▸ **GIVEN INSTRUCTION**
From the listing below, extract every line in which the word "high" appears.

▸ **MATERIAL**
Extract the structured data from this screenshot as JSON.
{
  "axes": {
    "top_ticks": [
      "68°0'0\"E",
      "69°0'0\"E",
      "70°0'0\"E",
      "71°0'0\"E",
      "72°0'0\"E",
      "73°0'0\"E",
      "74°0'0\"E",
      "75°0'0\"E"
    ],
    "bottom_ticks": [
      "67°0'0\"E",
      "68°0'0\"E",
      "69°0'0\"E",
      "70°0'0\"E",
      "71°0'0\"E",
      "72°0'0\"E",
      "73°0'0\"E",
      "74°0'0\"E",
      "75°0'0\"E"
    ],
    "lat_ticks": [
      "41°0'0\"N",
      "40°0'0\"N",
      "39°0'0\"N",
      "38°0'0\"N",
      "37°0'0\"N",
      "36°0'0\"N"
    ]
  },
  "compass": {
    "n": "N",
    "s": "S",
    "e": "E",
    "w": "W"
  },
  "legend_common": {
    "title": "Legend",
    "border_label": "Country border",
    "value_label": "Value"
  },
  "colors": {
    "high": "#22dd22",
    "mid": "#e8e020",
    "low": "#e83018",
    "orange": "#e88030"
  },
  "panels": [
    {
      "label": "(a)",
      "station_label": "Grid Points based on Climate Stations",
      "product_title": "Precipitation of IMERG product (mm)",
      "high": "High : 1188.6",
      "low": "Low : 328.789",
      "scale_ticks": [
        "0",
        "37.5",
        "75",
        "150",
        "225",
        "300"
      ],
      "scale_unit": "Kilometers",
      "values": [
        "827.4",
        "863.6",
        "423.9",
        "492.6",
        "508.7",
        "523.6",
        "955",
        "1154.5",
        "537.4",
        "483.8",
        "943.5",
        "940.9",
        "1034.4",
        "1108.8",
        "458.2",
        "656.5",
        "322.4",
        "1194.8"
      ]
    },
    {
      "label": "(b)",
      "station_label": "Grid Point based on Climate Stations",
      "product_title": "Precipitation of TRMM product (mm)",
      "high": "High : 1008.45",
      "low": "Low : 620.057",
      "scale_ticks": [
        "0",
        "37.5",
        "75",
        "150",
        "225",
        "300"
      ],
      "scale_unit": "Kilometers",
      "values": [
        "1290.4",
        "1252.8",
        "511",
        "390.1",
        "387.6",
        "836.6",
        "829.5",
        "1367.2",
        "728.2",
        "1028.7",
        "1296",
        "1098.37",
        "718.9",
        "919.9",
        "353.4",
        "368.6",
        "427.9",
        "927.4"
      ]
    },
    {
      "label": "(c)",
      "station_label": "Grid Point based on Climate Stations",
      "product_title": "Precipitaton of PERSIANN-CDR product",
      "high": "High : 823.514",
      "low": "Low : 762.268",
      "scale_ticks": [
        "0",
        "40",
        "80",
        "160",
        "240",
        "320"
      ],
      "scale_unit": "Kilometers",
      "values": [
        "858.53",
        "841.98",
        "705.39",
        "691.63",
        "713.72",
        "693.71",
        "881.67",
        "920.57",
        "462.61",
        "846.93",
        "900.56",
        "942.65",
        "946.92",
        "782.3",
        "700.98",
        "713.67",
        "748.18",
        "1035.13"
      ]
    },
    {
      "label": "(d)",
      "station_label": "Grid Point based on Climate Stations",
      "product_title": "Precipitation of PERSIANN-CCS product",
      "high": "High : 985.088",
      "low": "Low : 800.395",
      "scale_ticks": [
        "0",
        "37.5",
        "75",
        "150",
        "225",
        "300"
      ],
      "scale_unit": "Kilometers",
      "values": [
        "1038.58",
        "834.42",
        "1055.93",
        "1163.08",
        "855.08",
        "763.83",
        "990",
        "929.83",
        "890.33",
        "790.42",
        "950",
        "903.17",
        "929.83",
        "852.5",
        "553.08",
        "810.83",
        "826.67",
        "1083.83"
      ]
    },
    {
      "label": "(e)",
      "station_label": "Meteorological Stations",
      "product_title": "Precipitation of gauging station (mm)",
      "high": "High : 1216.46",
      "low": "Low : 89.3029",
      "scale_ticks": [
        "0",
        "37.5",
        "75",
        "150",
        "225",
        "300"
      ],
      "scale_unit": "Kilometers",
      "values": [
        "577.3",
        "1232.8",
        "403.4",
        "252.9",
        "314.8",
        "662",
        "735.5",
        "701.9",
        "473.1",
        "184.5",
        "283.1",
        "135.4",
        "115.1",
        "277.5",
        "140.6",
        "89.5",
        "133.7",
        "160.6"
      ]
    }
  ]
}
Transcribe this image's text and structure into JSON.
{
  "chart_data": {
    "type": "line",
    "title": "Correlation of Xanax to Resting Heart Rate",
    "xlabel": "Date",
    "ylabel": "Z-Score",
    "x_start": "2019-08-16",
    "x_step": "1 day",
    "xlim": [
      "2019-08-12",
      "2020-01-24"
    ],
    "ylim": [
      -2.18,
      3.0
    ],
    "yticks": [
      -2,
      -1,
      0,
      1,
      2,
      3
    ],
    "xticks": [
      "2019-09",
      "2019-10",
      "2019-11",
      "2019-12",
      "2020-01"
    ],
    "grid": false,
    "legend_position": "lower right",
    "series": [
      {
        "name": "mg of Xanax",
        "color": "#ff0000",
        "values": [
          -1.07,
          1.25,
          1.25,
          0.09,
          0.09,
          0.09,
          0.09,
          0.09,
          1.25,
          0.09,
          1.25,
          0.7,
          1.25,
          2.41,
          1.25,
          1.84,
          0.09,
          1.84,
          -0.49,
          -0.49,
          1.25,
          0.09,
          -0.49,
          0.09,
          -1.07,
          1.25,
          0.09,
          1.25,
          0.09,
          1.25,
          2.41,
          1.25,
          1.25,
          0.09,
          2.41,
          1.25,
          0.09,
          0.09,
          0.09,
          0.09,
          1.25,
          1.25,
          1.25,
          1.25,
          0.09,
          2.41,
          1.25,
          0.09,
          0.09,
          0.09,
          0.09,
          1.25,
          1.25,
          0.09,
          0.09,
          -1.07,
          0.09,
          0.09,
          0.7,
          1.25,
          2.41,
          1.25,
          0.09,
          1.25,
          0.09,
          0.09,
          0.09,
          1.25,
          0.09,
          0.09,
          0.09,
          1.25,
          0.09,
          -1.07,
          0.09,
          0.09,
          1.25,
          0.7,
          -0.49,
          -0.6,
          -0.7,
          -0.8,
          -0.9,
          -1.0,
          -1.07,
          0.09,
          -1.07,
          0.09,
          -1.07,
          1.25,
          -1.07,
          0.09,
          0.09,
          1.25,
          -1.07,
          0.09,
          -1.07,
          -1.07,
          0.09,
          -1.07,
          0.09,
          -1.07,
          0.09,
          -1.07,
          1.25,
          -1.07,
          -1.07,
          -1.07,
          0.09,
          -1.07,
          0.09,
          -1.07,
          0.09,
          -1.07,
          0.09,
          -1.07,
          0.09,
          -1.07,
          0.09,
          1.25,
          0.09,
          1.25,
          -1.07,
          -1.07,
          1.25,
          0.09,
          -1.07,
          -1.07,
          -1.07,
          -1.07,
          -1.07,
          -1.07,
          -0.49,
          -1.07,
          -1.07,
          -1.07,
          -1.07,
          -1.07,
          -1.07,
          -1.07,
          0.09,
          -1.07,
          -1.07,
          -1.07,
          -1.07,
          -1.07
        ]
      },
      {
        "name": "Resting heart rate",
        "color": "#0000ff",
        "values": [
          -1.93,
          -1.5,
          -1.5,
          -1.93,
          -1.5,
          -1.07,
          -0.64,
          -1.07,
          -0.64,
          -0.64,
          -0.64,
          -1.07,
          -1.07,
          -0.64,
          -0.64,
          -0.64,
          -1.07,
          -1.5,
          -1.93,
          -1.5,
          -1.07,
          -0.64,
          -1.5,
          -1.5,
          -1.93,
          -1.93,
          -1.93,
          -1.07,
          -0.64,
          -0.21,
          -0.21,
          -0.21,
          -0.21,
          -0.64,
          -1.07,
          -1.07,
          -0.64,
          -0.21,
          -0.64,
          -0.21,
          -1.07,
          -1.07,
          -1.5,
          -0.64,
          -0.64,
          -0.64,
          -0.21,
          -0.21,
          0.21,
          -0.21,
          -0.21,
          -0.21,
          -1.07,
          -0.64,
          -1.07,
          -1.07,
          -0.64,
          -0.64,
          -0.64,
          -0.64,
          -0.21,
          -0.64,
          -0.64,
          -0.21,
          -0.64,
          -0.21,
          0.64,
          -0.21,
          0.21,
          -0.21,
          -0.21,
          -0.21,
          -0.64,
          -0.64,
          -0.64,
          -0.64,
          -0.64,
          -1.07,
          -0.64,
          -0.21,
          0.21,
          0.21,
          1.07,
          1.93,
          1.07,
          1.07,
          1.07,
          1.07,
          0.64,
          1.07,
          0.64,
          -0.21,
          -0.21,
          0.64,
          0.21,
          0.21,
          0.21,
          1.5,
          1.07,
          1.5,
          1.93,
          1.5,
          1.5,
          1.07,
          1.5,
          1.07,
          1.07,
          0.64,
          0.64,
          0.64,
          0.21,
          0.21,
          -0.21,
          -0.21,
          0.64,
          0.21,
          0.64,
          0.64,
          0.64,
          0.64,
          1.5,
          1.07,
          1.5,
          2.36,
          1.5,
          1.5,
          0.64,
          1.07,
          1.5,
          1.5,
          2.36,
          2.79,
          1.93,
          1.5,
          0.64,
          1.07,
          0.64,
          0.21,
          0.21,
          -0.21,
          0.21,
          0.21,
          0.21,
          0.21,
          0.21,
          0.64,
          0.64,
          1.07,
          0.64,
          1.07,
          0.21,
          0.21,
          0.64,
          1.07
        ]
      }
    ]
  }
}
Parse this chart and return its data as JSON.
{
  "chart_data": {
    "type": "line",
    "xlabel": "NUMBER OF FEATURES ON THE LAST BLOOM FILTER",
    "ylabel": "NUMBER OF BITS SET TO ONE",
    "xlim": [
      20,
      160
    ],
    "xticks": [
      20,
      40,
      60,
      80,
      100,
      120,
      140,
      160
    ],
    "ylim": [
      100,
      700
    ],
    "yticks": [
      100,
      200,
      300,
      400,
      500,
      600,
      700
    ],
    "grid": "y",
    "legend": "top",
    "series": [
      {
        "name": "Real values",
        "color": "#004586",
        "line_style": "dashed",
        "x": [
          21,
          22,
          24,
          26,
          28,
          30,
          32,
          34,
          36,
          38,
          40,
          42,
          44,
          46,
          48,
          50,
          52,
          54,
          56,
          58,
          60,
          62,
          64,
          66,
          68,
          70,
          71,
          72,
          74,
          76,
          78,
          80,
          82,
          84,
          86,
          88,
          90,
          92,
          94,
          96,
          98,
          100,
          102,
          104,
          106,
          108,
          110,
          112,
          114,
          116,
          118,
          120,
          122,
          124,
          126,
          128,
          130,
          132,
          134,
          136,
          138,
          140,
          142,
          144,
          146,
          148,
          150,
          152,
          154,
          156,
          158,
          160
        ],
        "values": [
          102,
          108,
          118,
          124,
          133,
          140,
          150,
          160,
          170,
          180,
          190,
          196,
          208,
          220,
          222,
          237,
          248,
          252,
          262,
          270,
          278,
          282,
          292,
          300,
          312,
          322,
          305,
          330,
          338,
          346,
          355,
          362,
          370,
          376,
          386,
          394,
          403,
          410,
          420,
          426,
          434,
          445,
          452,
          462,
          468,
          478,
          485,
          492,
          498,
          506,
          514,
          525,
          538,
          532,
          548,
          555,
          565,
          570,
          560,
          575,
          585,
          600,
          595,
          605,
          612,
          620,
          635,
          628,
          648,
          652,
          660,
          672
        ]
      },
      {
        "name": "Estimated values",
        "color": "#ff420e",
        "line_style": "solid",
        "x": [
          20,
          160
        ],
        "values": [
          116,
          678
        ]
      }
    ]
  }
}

▸ **SOLUTION BELOW**
    "high": "#22dd22",
      "high": "High : 1188.6",
      "high": "High : 1008.45",
      "high": "High : 823.514",
      "high": "High : 985.088",
      "high": "High : 1216.46",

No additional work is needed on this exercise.